**Problem statement**
Would you quote every entry exactly, dropping only the pictures?

--- START Record list ---

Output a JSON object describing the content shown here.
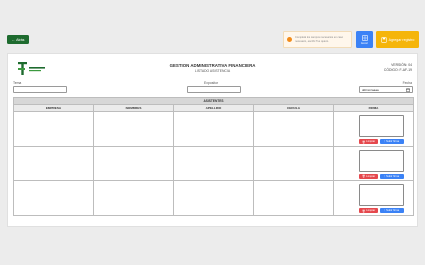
{
  "toolbar": {
    "back_label": "Atrás",
    "notice_text": "Completá los campos necesarios en caso necesario, escribí Tus quiero.",
    "sheet_label": "Excel",
    "save_label": "Agregar registro"
  },
  "header": {
    "title": "GESTION ADMINISTRATIVA FINANCIERA",
    "subtitle": "LISTADO ASISTENCIA",
    "version": "VERSIÓN: 04",
    "code": "CÓDIGO: F-AF-19"
  },
  "fields": {
    "tema_label": "Tema",
    "tema_value": "",
    "expositor_label": "Expositor",
    "expositor_value": "",
    "fecha_label": "Fecha",
    "fecha_value": "dd/mm/aaaa"
  },
  "table": {
    "group_header": "ASISTENTES",
    "columns": [
      "EMPRESA",
      "NOMBRES",
      "APELLIDO",
      "CEDULA",
      "FIRMA"
    ],
    "rows": [
      {
        "empresa": "",
        "nombres": "",
        "apellido": "",
        "cedula": ""
      },
      {
        "empresa": "",
        "nombres": "",
        "apellido": "",
        "cedula": ""
      },
      {
        "empresa": "",
        "nombres": "",
        "apellido": "",
        "cedula": ""
      }
    ],
    "clear_label": "Limpiar",
    "upload_label": "Subir firma"
  },
  "colors": {
    "back_button": "#1e6b2f",
    "notice_icon": "#f28c1b",
    "excel_button": "#3b82f6",
    "save_button": "#f5b50a",
    "clear_button": "#e5484d",
    "upload_button": "#3b82f6"
  },
  "icons": {
    "back": "arrow-left-icon",
    "notice": "alert-icon",
    "excel": "spreadsheet-icon",
    "save": "save-icon",
    "clear": "trash-icon",
    "upload": "upload-icon"
  }
}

--- END Record list ---

**Response to this exercise**
Output a JSON object describing the content shown here.
{
  "toolbar": {
    "back_label": "Atrás",
    "notice_text": "Completá los campos necesarios en caso necesario, escribí Tus quiero.",
    "sheet_label": "Excel",
    "save_label": "Agregar registro"
  },
  "header": {
    "title": "GESTION ADMINISTRATIVA FINANCIERA",
    "subtitle": "LISTADO ASISTENCIA",
    "version": "VERSIÓN: 04",
    "code": "CÓDIGO: F-AF-19"
  },
  "fields": {
    "tema_label": "Tema",
    "tema_value": "",
    "expositor_label": "Expositor",
    "expositor_value": "",
    "fecha_label": "Fecha",
    "fecha_value": "dd/mm/aaaa"
  },
  "table": {
    "group_header": "ASISTENTES",
    "columns": [
      "EMPRESA",
      "NOMBRES",
      "APELLIDO",
      "CEDULA",
      "FIRMA"
    ],
    "rows": [
      {
        "empresa": "",
        "nombres": "",
        "apellido": "",
        "cedula": ""
      },
      {
        "empresa": "",
        "nombres": "",
        "apellido": "",
        "cedula": ""
      },
      {
        "empresa": "",
        "nombres": "",
        "apellido": "",
        "cedula": ""
      }
    ],
    "clear_label": "Limpiar",
    "upload_label": "Subir firma"
  },
  "colors": {
    "back_button": "#1e6b2f",
    "notice_icon": "#f28c1b",
    "excel_button": "#3b82f6",
    "save_button": "#f5b50a",
    "clear_button": "#e5484d",
    "upload_button": "#3b82f6"
  },
  "icons": {
    "back": "arrow-left-icon",
    "notice": "alert-icon",
    "excel": "spreadsheet-icon",
    "save": "save-icon",
    "clear": "trash-icon",
    "upload": "upload-icon"
  }
}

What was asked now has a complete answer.